• Written exercise: Copy the rows from the line containing "plot-background [34,34,766,766]" through the line containing "curve-marker [287,605,305,623]" verbatim, keeping both of those lines.

--*--

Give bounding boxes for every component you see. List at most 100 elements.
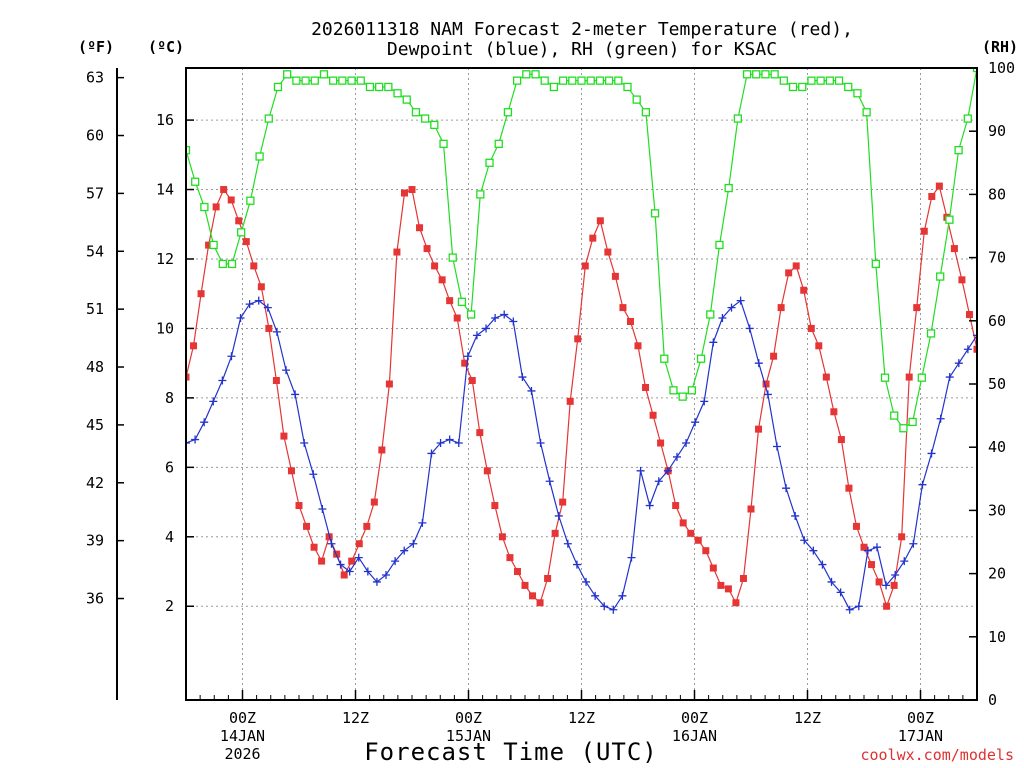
fahrenheit-tick-label: 45 [86,416,104,434]
dewpoint-point [327,539,336,548]
rh-point [936,272,945,281]
rh-point [807,76,816,85]
rh-point [715,240,724,250]
rh-point [476,190,485,199]
rh-point [871,259,880,269]
dewpoint-point [927,449,936,458]
rh-point [963,114,972,123]
fahrenheit-tick-label: 57 [86,184,104,202]
rh-point [834,76,844,85]
rh-point [457,297,467,306]
rh-point [494,139,503,148]
dewpoint-point [436,439,445,448]
temperature-point [875,578,883,586]
rh-point [430,120,439,130]
fahrenheit-tick-label: 60 [86,127,104,145]
temperature-point [468,377,476,385]
rh-tick-label: 100 [988,59,1015,77]
rh-point [503,108,513,117]
dewpoint-point [509,317,518,326]
temperature-point [227,196,235,204]
dewpoint-point [654,477,663,486]
temperature-point [348,557,356,565]
rh-point [218,259,227,269]
dewpoint-point [400,546,409,555]
temperature-point [581,262,589,270]
rh-point [586,76,595,85]
temperature-point [378,446,386,454]
dewpoint-point [418,518,427,527]
fahrenheit-unit-label: (ºF) [78,38,114,56]
dewpoint-point [354,553,363,562]
x-tick-label: 00Z [907,709,934,727]
dewpoint-point [282,366,291,375]
dewpoint-point [263,303,272,312]
x-tick-label: 00Z [681,709,708,727]
celsius-tick-label: 6 [165,458,174,476]
dewpoint-point [754,359,763,368]
temperature-point [355,540,363,548]
temperature-point [498,533,506,541]
rh-point [301,76,310,85]
rh-point [420,114,430,123]
dewpoint-point [482,324,491,333]
rh-point [568,76,577,85]
temperature-point [340,571,348,579]
temperature-point [792,262,800,270]
temperature-point [755,425,763,433]
dewpoint-point [254,296,263,305]
dewpoint-point [545,477,554,486]
temperature-point [800,286,808,294]
temperature-point [280,432,288,440]
rh-tick-label: 50 [988,375,1006,393]
temperature-point [807,324,815,332]
dewpoint-point [891,570,900,579]
temperature-point [529,592,537,600]
dewpoint-point [554,511,563,520]
celsius-tick-label: 12 [156,250,174,268]
temperature-point [287,467,295,475]
dewpoint-point [609,605,618,614]
temperature-point [777,304,785,312]
dewpoint-point [872,543,881,552]
rh-point [917,373,926,382]
x-tick-label: 12Z [568,709,595,727]
dewpoint-point [618,591,627,600]
rh-point [283,70,292,79]
rh-point [926,329,936,338]
rh-point [200,202,209,212]
temperature-point [521,581,529,589]
rh-point [604,76,614,85]
dewpoint-point [973,331,977,340]
dewpoint-point [800,536,809,545]
rh-tick-label: 30 [988,501,1006,519]
dewpoint-point [718,314,727,323]
temperature-point [920,227,928,235]
rh-point [402,95,411,104]
temperature-point [830,408,838,416]
temperature-point [566,397,574,405]
temperature-point [431,262,439,270]
dewpoint-point [727,303,736,312]
x-tick-label: 12Z [342,709,369,727]
rh-point [678,392,687,401]
temperature-point [717,581,725,589]
dewpoint-point [745,324,754,333]
rh-point [890,411,899,420]
x-tick-label: 12Z [794,709,821,727]
x-tick-year-label: 2026 [224,745,260,763]
temperature-point [423,245,431,253]
temperature-point [250,262,258,270]
dewpoint-point [463,352,472,361]
temperature-point [190,342,198,350]
rh-point [558,76,568,85]
dewpoint-point [382,570,391,579]
rh-point [329,76,338,85]
dewpoint-point [563,539,572,548]
rh-point [227,259,237,269]
temperature-point [604,248,612,256]
dewpoint-point [427,449,436,458]
rh-point [237,228,246,237]
fahrenheit-tick-label: 39 [86,532,104,550]
temperature-point [709,564,717,572]
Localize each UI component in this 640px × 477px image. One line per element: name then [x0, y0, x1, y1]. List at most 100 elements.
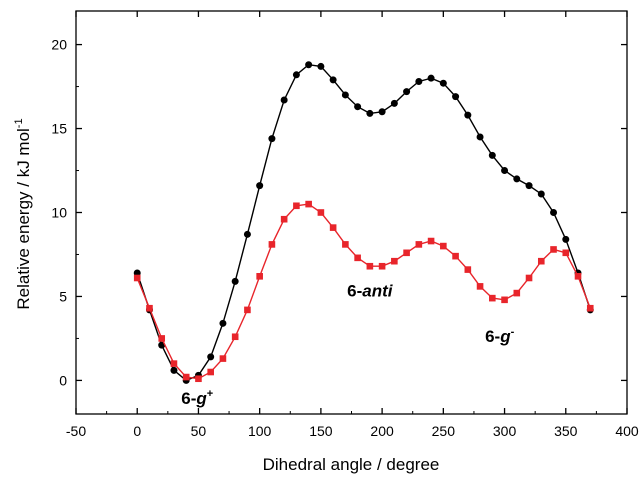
- data-point: [550, 209, 558, 216]
- x-tick-label: 50: [191, 423, 207, 439]
- annotation-label: 6-anti: [347, 281, 394, 300]
- data-point: [305, 200, 312, 208]
- plot-border: [75, 10, 628, 415]
- y-tick-label: 10: [51, 205, 67, 221]
- data-point: [488, 151, 496, 159]
- data-point: [574, 273, 582, 280]
- y-axis-title-main: Relative energy / kJ mol: [14, 128, 33, 309]
- data-point: [342, 241, 349, 248]
- series-line: [136, 63, 591, 382]
- annotation-part: 6-: [485, 327, 500, 346]
- y-axis-title-sup: -1: [13, 118, 25, 128]
- data-point: [292, 71, 300, 79]
- data-point: [354, 254, 361, 262]
- data-point: [586, 304, 594, 312]
- data-point: [476, 283, 484, 290]
- data-point: [219, 355, 227, 362]
- data-point: [439, 79, 447, 87]
- data-point: [452, 93, 460, 101]
- data-point: [329, 76, 337, 84]
- data-point: [341, 91, 349, 99]
- annotation-part: g: [499, 327, 511, 346]
- y-tick-label: 15: [51, 121, 67, 137]
- annotation-label: 6-g+: [181, 388, 213, 408]
- data-point: [280, 96, 288, 104]
- data-point: [513, 289, 521, 297]
- y-axis-title: Relative energy / kJ mol-1: [13, 118, 33, 309]
- annotation-part: +: [207, 388, 213, 400]
- data-point: [231, 333, 239, 341]
- data-point: [133, 274, 141, 282]
- x-tick-label: 150: [309, 423, 333, 439]
- data-point: [390, 99, 398, 107]
- data-point: [415, 241, 423, 248]
- x-tick-label: 300: [493, 423, 517, 439]
- x-tick-label: 350: [554, 423, 578, 439]
- data-point: [268, 135, 276, 143]
- data-point: [182, 373, 190, 381]
- data-point: [427, 237, 435, 245]
- data-point: [562, 235, 570, 243]
- x-axis-title: Dihedral angle / degree: [263, 455, 440, 474]
- data-point: [391, 257, 398, 265]
- data-point: [366, 262, 374, 270]
- x-tick-label: 0: [133, 423, 141, 439]
- data-point: [158, 335, 166, 342]
- data-point: [317, 209, 325, 216]
- data-point: [354, 103, 362, 111]
- data-point: [452, 252, 459, 260]
- data-point: [256, 273, 263, 280]
- annotation-part: 6-: [347, 281, 362, 300]
- data-point: [170, 366, 178, 374]
- x-tick-label: -50: [66, 423, 86, 439]
- data-point: [476, 133, 484, 141]
- data-point: [195, 375, 202, 383]
- data-point: [550, 246, 557, 253]
- data-point: [525, 182, 533, 190]
- data-point: [378, 262, 386, 270]
- y-axis-ticks: 0 5 10 15 20: [51, 37, 627, 388]
- annotation-part: anti: [362, 281, 394, 300]
- x-tick-label: 200: [370, 423, 394, 439]
- data-point: [280, 215, 288, 223]
- series-2: [133, 200, 594, 383]
- data-point: [464, 266, 472, 273]
- y-tick-label: 0: [59, 372, 67, 388]
- annotation-part: -: [511, 326, 515, 338]
- data-point: [378, 108, 386, 116]
- x-axis-ticks: -50 0 50 100 150 200 250 300 350 400: [66, 11, 639, 439]
- data-point: [170, 360, 178, 367]
- data-point: [256, 182, 264, 190]
- data-point: [329, 224, 337, 231]
- data-point: [427, 74, 435, 82]
- data-point: [366, 109, 374, 117]
- series-1: [133, 61, 594, 384]
- y-tick-label: 20: [51, 37, 67, 53]
- data-point: [501, 167, 509, 175]
- data-point: [440, 242, 447, 250]
- plot-frame: [75, 10, 628, 415]
- data-point: [219, 319, 227, 327]
- data-point: [207, 353, 215, 361]
- data-point: [464, 111, 472, 119]
- data-point: [293, 202, 300, 210]
- data-point: [537, 257, 545, 265]
- data-point: [243, 230, 251, 238]
- annotation-label: 6-g-: [485, 326, 515, 346]
- data-point: [268, 241, 276, 248]
- x-tick-label: 100: [248, 423, 272, 439]
- data-point: [305, 61, 313, 69]
- y-tick-label: 5: [59, 288, 67, 304]
- data-point: [146, 304, 153, 312]
- data-point: [537, 190, 545, 198]
- data-point: [489, 294, 496, 302]
- x-tick-label: 400: [615, 423, 639, 439]
- data-point: [501, 296, 508, 304]
- data-point: [207, 368, 214, 376]
- annotation-part: g: [195, 389, 207, 408]
- data-point: [403, 249, 410, 257]
- annotation-part: 6-: [181, 389, 196, 408]
- data-point: [317, 62, 325, 70]
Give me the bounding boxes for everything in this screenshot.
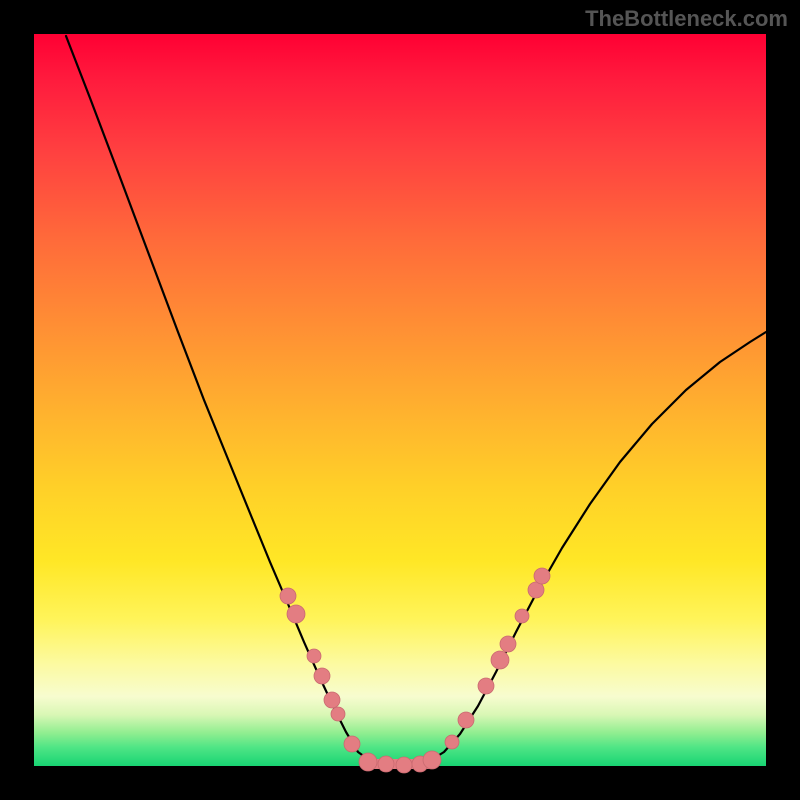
plot-background [34,34,766,766]
curve-marker [344,736,360,752]
curve-marker [280,588,296,604]
curve-marker [534,568,550,584]
curve-marker [478,678,494,694]
curve-marker [324,692,340,708]
curve-marker [359,753,377,771]
curve-marker [287,605,305,623]
curve-marker [515,609,529,623]
curve-marker [331,707,345,721]
chart-stage: TheBottleneck.com [0,0,800,800]
curve-marker [500,636,516,652]
curve-marker [378,756,394,772]
curve-marker [314,668,330,684]
curve-marker [307,649,321,663]
curve-marker [445,735,459,749]
curve-marker [458,712,474,728]
curve-marker [396,757,412,773]
curve-marker [491,651,509,669]
curve-marker [528,582,544,598]
bottleneck-chart [0,0,800,800]
curve-marker [423,751,441,769]
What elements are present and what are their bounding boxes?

--*--

• Problem solution:
plot-background [34,34,766,766]
curve-marker [344,736,360,752]
curve-marker [280,588,296,604]
curve-marker [534,568,550,584]
curve-marker [478,678,494,694]
curve-marker [324,692,340,708]
curve-marker [359,753,377,771]
curve-marker [287,605,305,623]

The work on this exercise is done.